## STATED EXERCISE
Identify the lines that contain the string "JSON" and copy all of them.

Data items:
- - -
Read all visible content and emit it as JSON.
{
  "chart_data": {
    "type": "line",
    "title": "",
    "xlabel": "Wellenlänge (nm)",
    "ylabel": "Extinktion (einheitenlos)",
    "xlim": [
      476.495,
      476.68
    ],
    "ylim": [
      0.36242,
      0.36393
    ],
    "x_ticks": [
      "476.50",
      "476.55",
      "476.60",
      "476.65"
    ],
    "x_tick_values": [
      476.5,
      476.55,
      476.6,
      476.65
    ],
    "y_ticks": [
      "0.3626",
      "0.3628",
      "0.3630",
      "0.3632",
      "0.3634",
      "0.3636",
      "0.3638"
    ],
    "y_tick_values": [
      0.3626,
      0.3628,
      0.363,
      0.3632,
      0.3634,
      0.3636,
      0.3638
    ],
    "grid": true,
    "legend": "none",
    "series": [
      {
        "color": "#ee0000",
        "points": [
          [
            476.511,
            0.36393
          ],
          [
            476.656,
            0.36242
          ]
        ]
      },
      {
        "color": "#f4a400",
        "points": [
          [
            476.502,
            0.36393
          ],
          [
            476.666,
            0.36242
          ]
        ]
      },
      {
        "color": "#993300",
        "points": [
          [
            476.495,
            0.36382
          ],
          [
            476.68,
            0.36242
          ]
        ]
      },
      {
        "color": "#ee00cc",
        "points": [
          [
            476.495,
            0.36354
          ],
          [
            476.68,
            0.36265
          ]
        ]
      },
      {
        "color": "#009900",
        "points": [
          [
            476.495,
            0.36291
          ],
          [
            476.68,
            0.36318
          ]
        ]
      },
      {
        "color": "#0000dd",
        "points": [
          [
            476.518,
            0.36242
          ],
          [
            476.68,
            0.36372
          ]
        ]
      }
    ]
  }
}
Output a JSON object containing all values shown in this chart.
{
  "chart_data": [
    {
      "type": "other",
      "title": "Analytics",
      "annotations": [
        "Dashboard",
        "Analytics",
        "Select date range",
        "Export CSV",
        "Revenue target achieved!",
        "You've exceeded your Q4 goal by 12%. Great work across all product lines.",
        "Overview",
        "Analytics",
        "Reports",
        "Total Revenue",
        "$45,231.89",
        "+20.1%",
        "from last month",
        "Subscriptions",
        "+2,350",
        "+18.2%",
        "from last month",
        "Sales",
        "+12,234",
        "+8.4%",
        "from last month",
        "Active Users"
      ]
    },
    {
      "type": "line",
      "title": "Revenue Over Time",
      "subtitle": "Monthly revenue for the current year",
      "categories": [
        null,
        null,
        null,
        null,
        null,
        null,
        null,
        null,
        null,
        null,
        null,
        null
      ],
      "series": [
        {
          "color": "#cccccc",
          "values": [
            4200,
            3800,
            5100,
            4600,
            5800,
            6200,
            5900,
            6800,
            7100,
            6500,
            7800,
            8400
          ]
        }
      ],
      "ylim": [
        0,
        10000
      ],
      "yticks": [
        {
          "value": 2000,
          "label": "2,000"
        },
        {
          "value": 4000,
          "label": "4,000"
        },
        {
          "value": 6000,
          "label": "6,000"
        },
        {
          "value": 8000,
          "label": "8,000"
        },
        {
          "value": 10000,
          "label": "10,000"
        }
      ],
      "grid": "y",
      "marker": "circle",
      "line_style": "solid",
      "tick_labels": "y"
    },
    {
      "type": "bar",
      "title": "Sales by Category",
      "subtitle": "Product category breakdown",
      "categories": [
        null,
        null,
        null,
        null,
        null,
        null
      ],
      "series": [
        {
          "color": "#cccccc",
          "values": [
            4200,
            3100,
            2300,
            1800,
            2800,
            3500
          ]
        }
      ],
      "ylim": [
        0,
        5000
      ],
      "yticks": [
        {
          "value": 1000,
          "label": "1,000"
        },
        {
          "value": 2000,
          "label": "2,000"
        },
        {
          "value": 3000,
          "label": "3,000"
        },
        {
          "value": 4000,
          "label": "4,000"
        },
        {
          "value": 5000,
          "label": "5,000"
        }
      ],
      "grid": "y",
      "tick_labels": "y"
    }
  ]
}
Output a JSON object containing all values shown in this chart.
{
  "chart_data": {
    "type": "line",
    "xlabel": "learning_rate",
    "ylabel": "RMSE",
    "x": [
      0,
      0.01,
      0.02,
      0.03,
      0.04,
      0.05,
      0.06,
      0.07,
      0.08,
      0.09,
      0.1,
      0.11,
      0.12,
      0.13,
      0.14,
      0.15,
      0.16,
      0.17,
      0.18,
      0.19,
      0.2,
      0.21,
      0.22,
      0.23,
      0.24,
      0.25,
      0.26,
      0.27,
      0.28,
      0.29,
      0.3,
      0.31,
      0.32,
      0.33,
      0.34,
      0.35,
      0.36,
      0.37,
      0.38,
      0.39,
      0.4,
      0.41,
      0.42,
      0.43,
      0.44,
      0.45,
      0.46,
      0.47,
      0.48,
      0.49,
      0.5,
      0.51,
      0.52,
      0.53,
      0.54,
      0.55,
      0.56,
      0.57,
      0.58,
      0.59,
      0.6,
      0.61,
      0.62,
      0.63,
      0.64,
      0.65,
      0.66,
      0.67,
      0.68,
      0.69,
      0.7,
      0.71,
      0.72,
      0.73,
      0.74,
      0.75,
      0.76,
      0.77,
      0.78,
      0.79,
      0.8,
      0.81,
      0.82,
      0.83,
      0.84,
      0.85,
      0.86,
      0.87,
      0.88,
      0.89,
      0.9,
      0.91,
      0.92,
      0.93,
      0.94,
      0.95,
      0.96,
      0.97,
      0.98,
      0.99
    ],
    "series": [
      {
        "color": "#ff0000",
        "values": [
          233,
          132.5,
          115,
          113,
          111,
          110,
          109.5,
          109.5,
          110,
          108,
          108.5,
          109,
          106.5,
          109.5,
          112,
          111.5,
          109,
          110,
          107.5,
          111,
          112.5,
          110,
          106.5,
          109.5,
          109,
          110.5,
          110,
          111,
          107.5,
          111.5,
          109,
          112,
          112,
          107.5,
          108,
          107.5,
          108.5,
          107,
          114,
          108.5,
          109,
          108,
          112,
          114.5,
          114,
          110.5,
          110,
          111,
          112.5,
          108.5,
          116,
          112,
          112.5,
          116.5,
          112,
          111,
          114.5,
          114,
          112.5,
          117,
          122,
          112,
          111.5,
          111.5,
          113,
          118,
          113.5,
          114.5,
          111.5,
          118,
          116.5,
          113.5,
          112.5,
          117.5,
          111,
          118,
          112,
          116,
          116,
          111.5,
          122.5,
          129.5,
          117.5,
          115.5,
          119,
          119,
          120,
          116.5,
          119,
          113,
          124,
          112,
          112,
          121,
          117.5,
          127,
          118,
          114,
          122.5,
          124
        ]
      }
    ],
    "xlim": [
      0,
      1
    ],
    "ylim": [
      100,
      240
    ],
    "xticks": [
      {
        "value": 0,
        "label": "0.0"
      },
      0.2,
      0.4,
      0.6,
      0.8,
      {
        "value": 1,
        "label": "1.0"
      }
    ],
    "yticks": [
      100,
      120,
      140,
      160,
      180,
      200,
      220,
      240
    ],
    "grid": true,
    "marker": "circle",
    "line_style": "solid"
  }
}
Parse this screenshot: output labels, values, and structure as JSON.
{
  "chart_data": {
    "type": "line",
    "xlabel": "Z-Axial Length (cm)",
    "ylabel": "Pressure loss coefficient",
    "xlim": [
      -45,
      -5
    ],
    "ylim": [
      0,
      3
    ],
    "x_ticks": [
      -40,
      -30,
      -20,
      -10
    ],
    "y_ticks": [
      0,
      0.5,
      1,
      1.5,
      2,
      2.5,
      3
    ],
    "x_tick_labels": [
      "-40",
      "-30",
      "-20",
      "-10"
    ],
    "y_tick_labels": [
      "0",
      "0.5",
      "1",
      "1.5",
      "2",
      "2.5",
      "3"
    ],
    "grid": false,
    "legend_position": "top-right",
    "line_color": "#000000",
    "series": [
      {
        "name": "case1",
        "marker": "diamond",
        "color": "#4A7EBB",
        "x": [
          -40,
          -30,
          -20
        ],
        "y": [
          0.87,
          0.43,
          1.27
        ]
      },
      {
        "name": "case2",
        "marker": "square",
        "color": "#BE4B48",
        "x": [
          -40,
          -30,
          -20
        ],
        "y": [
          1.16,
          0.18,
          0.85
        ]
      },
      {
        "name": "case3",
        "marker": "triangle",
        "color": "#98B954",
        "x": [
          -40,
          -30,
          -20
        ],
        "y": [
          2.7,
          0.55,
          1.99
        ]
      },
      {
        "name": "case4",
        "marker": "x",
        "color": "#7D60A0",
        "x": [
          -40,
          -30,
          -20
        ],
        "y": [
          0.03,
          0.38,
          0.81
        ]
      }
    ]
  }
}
- - -
## WRITTEN SOLUTION
Read all visible content and emit it as JSON.
Output a JSON object containing all values shown in this chart.
Output a JSON object containing all values shown in this chart.
Parse this screenshot: output labels, values, and structure as JSON.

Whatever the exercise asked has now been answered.